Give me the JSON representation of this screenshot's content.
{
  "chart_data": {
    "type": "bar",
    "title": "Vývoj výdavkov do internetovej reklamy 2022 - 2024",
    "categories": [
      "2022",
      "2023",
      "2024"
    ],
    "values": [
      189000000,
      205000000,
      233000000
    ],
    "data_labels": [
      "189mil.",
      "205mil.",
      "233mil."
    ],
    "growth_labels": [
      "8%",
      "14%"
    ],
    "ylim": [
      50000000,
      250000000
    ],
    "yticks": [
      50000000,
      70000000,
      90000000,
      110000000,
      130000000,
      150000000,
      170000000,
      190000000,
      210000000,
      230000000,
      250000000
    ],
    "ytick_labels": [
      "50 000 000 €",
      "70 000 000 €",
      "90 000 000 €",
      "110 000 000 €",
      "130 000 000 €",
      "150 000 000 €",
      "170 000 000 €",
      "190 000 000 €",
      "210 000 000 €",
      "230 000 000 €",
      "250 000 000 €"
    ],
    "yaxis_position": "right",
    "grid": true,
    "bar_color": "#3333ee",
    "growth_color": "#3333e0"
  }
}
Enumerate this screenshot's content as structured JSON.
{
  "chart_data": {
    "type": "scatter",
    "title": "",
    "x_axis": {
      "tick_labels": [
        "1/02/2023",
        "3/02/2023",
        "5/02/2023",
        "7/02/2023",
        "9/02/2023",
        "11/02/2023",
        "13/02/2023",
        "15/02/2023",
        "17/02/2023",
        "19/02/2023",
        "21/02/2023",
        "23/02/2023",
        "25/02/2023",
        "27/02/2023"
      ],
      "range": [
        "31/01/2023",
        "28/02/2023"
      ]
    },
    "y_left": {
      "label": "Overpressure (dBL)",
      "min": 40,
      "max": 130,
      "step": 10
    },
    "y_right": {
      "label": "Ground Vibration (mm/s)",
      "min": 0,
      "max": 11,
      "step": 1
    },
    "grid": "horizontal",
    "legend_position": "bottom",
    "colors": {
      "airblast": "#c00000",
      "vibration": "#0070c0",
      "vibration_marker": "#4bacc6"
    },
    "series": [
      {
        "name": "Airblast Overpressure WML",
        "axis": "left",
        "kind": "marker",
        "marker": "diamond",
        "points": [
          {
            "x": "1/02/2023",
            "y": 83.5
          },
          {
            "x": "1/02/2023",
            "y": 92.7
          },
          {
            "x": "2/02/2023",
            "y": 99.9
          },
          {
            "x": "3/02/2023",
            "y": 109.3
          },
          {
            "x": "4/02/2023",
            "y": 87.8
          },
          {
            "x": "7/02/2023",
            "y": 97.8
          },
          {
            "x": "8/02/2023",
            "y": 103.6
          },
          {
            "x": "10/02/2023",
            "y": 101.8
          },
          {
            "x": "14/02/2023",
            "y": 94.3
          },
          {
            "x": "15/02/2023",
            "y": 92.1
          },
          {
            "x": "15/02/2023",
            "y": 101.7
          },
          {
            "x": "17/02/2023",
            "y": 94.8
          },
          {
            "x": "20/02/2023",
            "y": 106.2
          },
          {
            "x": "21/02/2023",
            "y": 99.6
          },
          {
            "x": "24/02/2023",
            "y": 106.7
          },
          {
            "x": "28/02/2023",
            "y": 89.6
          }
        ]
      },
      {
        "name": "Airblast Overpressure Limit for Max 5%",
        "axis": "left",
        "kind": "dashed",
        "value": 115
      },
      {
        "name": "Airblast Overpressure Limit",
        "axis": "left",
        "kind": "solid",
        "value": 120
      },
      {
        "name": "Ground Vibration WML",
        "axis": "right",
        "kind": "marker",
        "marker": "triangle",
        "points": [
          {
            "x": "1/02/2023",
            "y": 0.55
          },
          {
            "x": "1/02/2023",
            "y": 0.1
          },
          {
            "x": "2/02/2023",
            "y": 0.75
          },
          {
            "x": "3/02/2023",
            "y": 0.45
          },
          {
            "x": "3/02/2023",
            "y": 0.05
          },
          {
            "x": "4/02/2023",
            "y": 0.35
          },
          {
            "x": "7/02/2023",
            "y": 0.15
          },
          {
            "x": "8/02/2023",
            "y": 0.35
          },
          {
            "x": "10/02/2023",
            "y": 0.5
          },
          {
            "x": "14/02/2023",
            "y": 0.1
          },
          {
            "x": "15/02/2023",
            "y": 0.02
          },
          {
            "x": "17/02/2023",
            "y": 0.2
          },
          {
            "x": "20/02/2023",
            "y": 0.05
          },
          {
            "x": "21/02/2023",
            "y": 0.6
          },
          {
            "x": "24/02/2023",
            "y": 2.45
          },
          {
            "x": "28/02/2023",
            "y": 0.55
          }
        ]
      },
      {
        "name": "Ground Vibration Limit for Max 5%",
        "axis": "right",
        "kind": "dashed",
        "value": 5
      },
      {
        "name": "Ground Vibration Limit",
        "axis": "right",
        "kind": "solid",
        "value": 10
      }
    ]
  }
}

= What the task requires =
Look for "Limit" and pull out every line that has it.

= Solved problem =
        "name": "Airblast Overpressure Limit for Max 5%",
        "name": "Airblast Overpressure Limit",
        "name": "Ground Vibration Limit for Max 5%",
        "name": "Ground Vibration Limit",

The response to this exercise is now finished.